Data listing
'''

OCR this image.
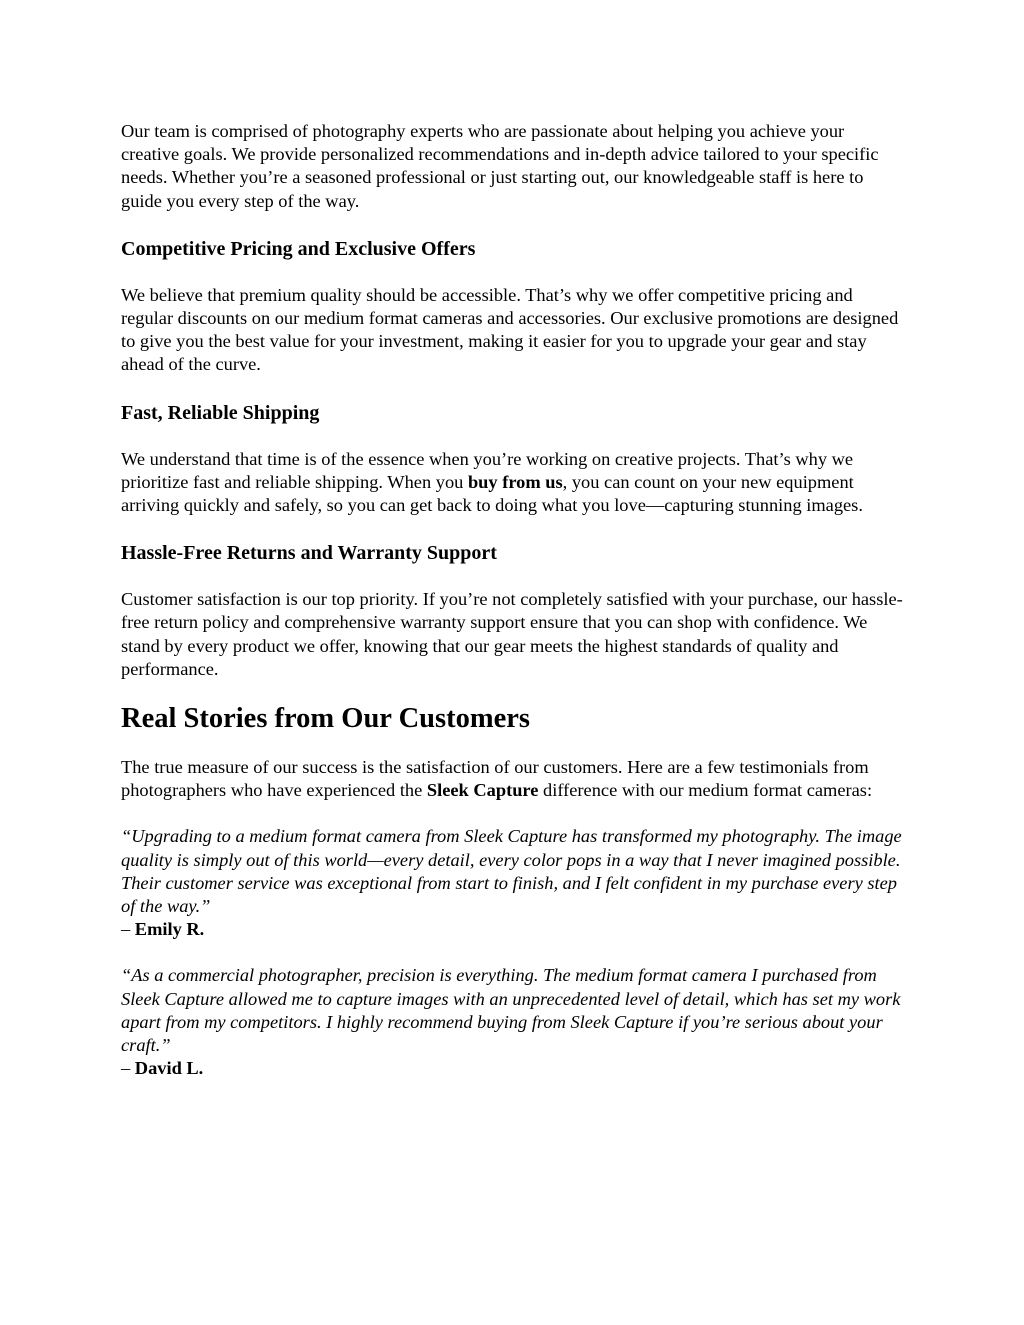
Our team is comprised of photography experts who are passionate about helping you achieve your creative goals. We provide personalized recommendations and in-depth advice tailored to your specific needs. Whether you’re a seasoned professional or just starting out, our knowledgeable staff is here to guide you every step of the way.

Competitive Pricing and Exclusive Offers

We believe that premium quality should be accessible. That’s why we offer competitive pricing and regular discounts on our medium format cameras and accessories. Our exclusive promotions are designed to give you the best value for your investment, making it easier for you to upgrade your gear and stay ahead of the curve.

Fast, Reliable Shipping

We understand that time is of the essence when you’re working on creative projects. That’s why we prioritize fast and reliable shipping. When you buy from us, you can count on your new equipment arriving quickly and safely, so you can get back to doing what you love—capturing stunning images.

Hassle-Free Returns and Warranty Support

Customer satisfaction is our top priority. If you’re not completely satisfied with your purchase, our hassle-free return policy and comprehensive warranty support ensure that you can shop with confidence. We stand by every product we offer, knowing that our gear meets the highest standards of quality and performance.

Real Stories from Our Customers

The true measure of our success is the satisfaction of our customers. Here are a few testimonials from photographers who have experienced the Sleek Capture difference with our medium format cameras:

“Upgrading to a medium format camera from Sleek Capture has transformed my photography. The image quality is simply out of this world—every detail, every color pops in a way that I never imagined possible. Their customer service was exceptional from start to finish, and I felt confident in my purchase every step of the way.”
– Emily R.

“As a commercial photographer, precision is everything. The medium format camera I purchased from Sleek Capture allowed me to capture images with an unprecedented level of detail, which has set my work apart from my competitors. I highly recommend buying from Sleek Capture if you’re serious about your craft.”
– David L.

'''
'''

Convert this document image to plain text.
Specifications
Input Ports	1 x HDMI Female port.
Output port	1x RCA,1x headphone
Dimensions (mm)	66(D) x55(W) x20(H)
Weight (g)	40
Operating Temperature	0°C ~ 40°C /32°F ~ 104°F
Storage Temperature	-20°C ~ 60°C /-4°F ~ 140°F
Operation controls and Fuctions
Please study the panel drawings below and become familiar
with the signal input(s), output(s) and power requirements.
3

'''

■ GIVEN EXERCISE ■
Of the lines above, how many hold the word "this"? Say the number alone.

■ WRITTEN REPLY ■
3